— TASK INSTRUCTIONS —
Copy each line that contains the string "color".

:: MATERIAL PROVIDED

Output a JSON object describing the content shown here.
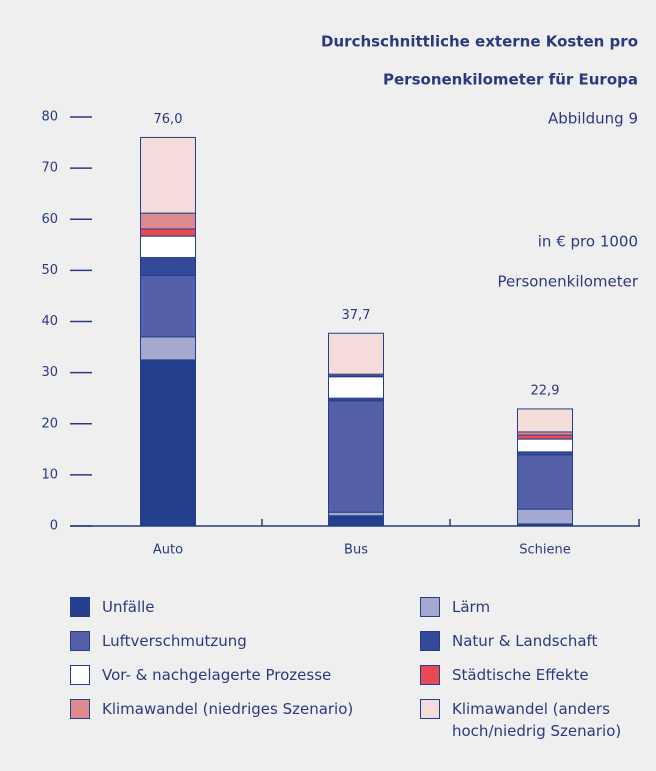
{
  "chart_data": {
    "type": "stacked_bar",
    "title": [
      "Durchschnittliche externe Kosten pro",
      "Personenkilometer für Europa"
    ],
    "subtitle": "Abbildung 9",
    "unit_note": [
      "in € pro 1000",
      "Personenkilometer"
    ],
    "categories": [
      "Auto",
      "Bus",
      "Schiene"
    ],
    "series": [
      {
        "name": "Unfälle",
        "color": "#243f8c",
        "values": [
          32.5,
          2.0,
          0.4
        ]
      },
      {
        "name": "Lärm",
        "color": "#a5a9d0",
        "values": [
          4.5,
          0.7,
          2.9
        ]
      },
      {
        "name": "Luftverschmutzung",
        "color": "#5560a8",
        "values": [
          12.0,
          21.8,
          10.6
        ]
      },
      {
        "name": "Natur & Landschaft",
        "color": "#34499a",
        "values": [
          3.5,
          0.5,
          0.6
        ]
      },
      {
        "name": "Vor- & nachgelagerte Prozesse",
        "color": "#ffffff",
        "values": [
          4.2,
          4.2,
          2.5
        ]
      },
      {
        "name": "Städtische Effekte",
        "color": "#e84a55",
        "values": [
          1.4,
          0.2,
          0.8
        ]
      },
      {
        "name": "Klimawandel (niedriges Szenario)",
        "color": "#dd8a8e",
        "values": [
          3.1,
          0.3,
          0.6
        ]
      },
      {
        "name": "Klimawandel (anders hoch/niedrig Szenario)",
        "color": "#f3dcd9",
        "values": [
          14.8,
          8.0,
          4.5
        ]
      }
    ],
    "totals": [
      76.0,
      37.7,
      22.9
    ],
    "total_labels": [
      "76,0",
      "37,7",
      "22,9"
    ],
    "ylim": [
      0,
      80
    ],
    "yticks": [
      0,
      10,
      20,
      30,
      40,
      50,
      60,
      70,
      80
    ]
  }
}
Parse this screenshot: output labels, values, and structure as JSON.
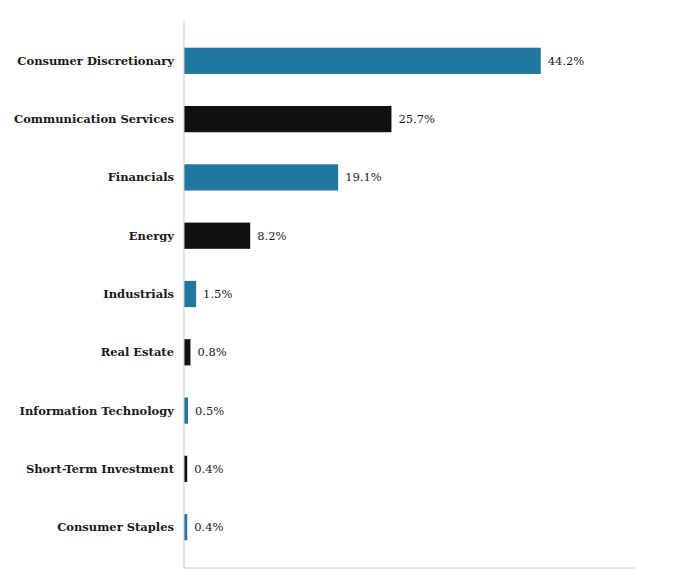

::::

— WRITTEN RESPONSE —
        "color": "#243f8c",
        "color": "#a5a9d0",
        "color": "#5560a8",
        "color": "#34499a",
        "color": "#ffffff",
        "color": "#e84a55",
        "color": "#dd8a8e",
        "color": "#f3dcd9",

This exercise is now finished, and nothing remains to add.